**Directive**
Return the material word for word. Do not include the pictures.

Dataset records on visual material
# # # # #

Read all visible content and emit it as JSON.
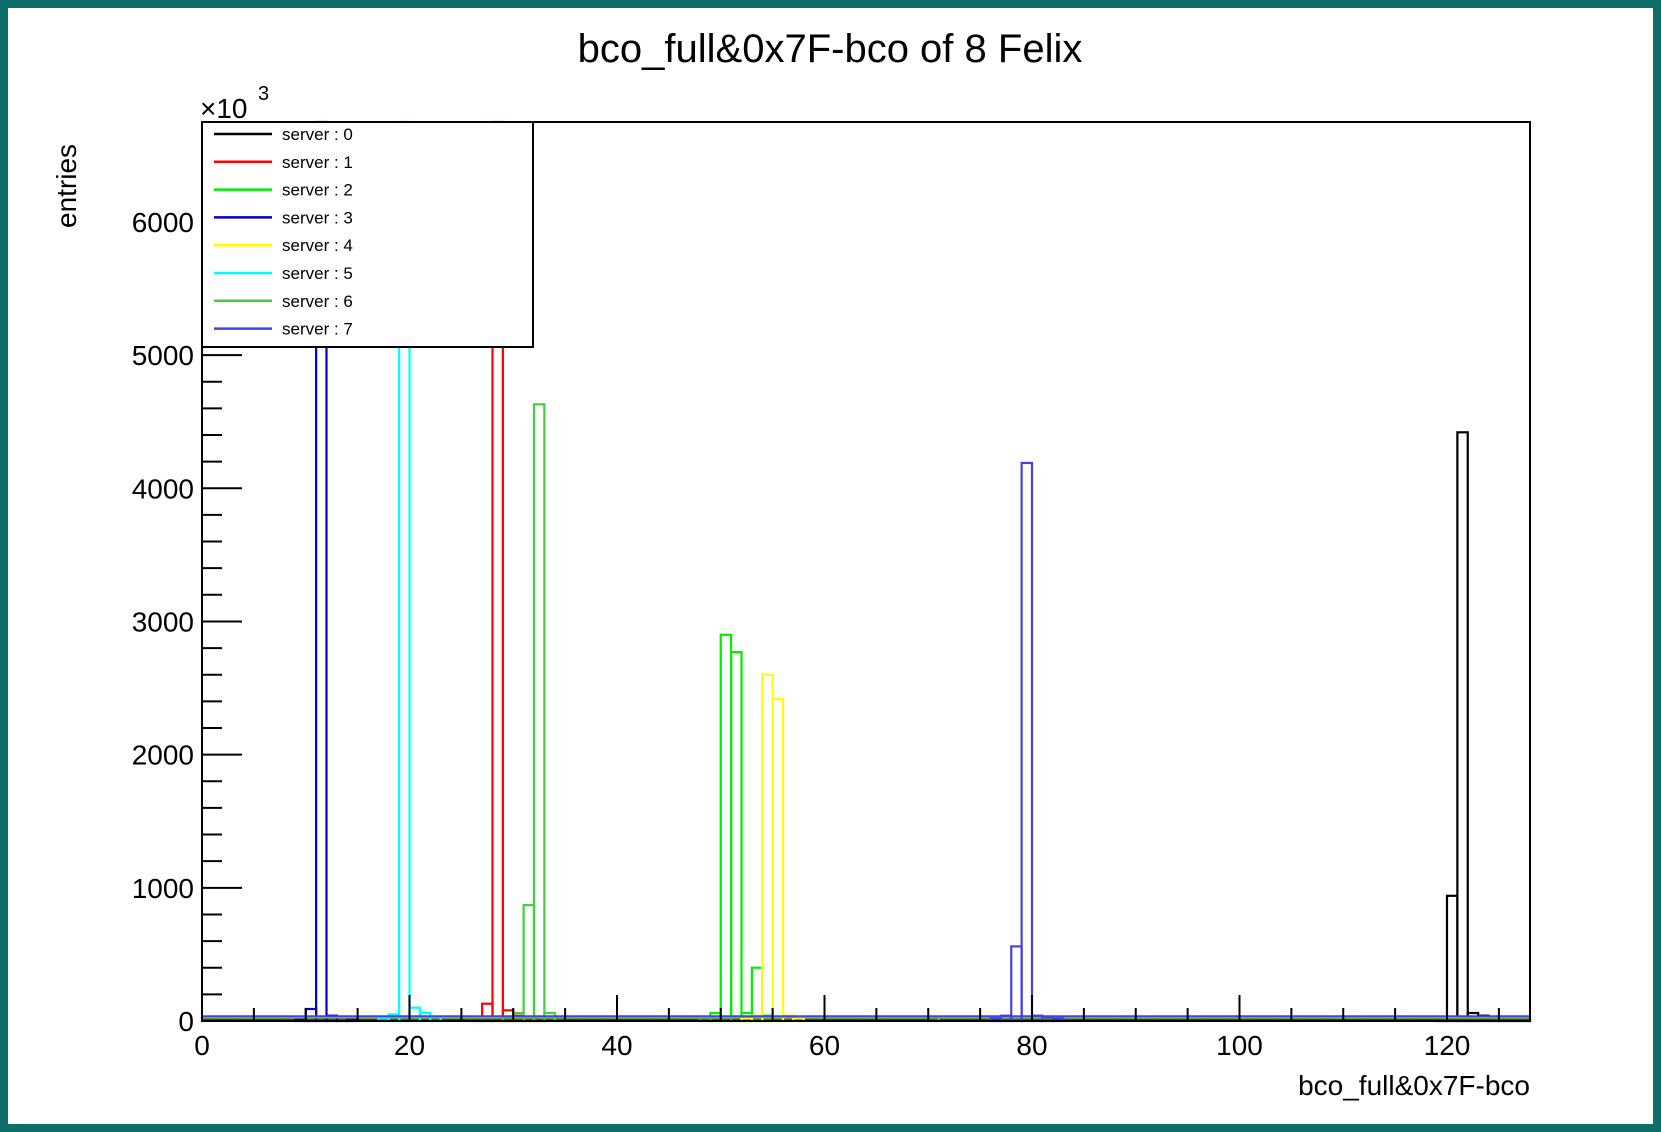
{
  "colors": {
    "frame": "#0e6e6a",
    "axis": "#000000"
  },
  "chart_data": {
    "type": "histogram",
    "title": "bco_full&0x7F-bco of 8 Felix",
    "xlabel": "bco_full&0x7F-bco",
    "ylabel": "entries",
    "y_multiplier": "×10",
    "y_multiplier_exp": "3",
    "xlim": [
      0,
      128
    ],
    "ylim": [
      0,
      6750
    ],
    "x_ticks": [
      0,
      20,
      40,
      60,
      80,
      100,
      120
    ],
    "y_ticks": [
      0,
      1000,
      2000,
      3000,
      4000,
      5000,
      6000
    ],
    "bin_width": 1,
    "legend_position": "top-left",
    "grid": false,
    "series": [
      {
        "name": "server : 0",
        "color": "#000000",
        "bins": [
          [
            119,
            20
          ],
          [
            120,
            940
          ],
          [
            121,
            4420
          ],
          [
            122,
            60
          ],
          [
            123,
            40
          ],
          [
            124,
            30
          ],
          [
            125,
            25
          ],
          [
            126,
            20
          ],
          [
            127,
            15
          ]
        ]
      },
      {
        "name": "server : 1",
        "color": "#ff0000",
        "bins": [
          [
            26,
            20
          ],
          [
            27,
            130
          ],
          [
            28,
            6750
          ],
          [
            29,
            80
          ],
          [
            30,
            40
          ],
          [
            31,
            30
          ],
          [
            32,
            20
          ]
        ]
      },
      {
        "name": "server : 2",
        "color": "#00ee00",
        "bins": [
          [
            48,
            20
          ],
          [
            49,
            60
          ],
          [
            50,
            2900
          ],
          [
            51,
            2770
          ],
          [
            52,
            60
          ],
          [
            53,
            400
          ],
          [
            54,
            40
          ]
        ]
      },
      {
        "name": "server : 3",
        "color": "#0000cc",
        "bins": [
          [
            9,
            20
          ],
          [
            10,
            90
          ],
          [
            11,
            6750
          ],
          [
            12,
            40
          ],
          [
            13,
            30
          ],
          [
            14,
            20
          ]
        ]
      },
      {
        "name": "server : 4",
        "color": "#ffff00",
        "bins": [
          [
            52,
            20
          ],
          [
            53,
            40
          ],
          [
            54,
            2600
          ],
          [
            55,
            2420
          ],
          [
            56,
            40
          ],
          [
            57,
            20
          ]
        ]
      },
      {
        "name": "server : 5",
        "color": "#00ffff",
        "bins": [
          [
            17,
            20
          ],
          [
            18,
            50
          ],
          [
            19,
            6750
          ],
          [
            20,
            100
          ],
          [
            21,
            60
          ],
          [
            22,
            30
          ]
        ]
      },
      {
        "name": "server : 6",
        "color": "#44cc44",
        "bins": [
          [
            29,
            30
          ],
          [
            30,
            60
          ],
          [
            31,
            870
          ],
          [
            32,
            4630
          ],
          [
            33,
            60
          ],
          [
            34,
            30
          ],
          [
            70,
            30
          ]
        ]
      },
      {
        "name": "server : 7",
        "color": "#4444dd",
        "bins": [
          [
            76,
            20
          ],
          [
            77,
            40
          ],
          [
            78,
            560
          ],
          [
            79,
            4190
          ],
          [
            80,
            40
          ],
          [
            81,
            30
          ],
          [
            82,
            20
          ]
        ]
      }
    ]
  }
}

# # # # #

**Answer for the task**
Read all visible content and emit it as JSON.
{
  "colors": {
    "frame": "#0e6e6a",
    "axis": "#000000"
  },
  "chart_data": {
    "type": "histogram",
    "title": "bco_full&0x7F-bco of 8 Felix",
    "xlabel": "bco_full&0x7F-bco",
    "ylabel": "entries",
    "y_multiplier": "×10",
    "y_multiplier_exp": "3",
    "xlim": [
      0,
      128
    ],
    "ylim": [
      0,
      6750
    ],
    "x_ticks": [
      0,
      20,
      40,
      60,
      80,
      100,
      120
    ],
    "y_ticks": [
      0,
      1000,
      2000,
      3000,
      4000,
      5000,
      6000
    ],
    "bin_width": 1,
    "legend_position": "top-left",
    "grid": false,
    "series": [
      {
        "name": "server : 0",
        "color": "#000000",
        "bins": [
          [
            119,
            20
          ],
          [
            120,
            940
          ],
          [
            121,
            4420
          ],
          [
            122,
            60
          ],
          [
            123,
            40
          ],
          [
            124,
            30
          ],
          [
            125,
            25
          ],
          [
            126,
            20
          ],
          [
            127,
            15
          ]
        ]
      },
      {
        "name": "server : 1",
        "color": "#ff0000",
        "bins": [
          [
            26,
            20
          ],
          [
            27,
            130
          ],
          [
            28,
            6750
          ],
          [
            29,
            80
          ],
          [
            30,
            40
          ],
          [
            31,
            30
          ],
          [
            32,
            20
          ]
        ]
      },
      {
        "name": "server : 2",
        "color": "#00ee00",
        "bins": [
          [
            48,
            20
          ],
          [
            49,
            60
          ],
          [
            50,
            2900
          ],
          [
            51,
            2770
          ],
          [
            52,
            60
          ],
          [
            53,
            400
          ],
          [
            54,
            40
          ]
        ]
      },
      {
        "name": "server : 3",
        "color": "#0000cc",
        "bins": [
          [
            9,
            20
          ],
          [
            10,
            90
          ],
          [
            11,
            6750
          ],
          [
            12,
            40
          ],
          [
            13,
            30
          ],
          [
            14,
            20
          ]
        ]
      },
      {
        "name": "server : 4",
        "color": "#ffff00",
        "bins": [
          [
            52,
            20
          ],
          [
            53,
            40
          ],
          [
            54,
            2600
          ],
          [
            55,
            2420
          ],
          [
            56,
            40
          ],
          [
            57,
            20
          ]
        ]
      },
      {
        "name": "server : 5",
        "color": "#00ffff",
        "bins": [
          [
            17,
            20
          ],
          [
            18,
            50
          ],
          [
            19,
            6750
          ],
          [
            20,
            100
          ],
          [
            21,
            60
          ],
          [
            22,
            30
          ]
        ]
      },
      {
        "name": "server : 6",
        "color": "#44cc44",
        "bins": [
          [
            29,
            30
          ],
          [
            30,
            60
          ],
          [
            31,
            870
          ],
          [
            32,
            4630
          ],
          [
            33,
            60
          ],
          [
            34,
            30
          ],
          [
            70,
            30
          ]
        ]
      },
      {
        "name": "server : 7",
        "color": "#4444dd",
        "bins": [
          [
            76,
            20
          ],
          [
            77,
            40
          ],
          [
            78,
            560
          ],
          [
            79,
            4190
          ],
          [
            80,
            40
          ],
          [
            81,
            30
          ],
          [
            82,
            20
          ]
        ]
      }
    ]
  }
}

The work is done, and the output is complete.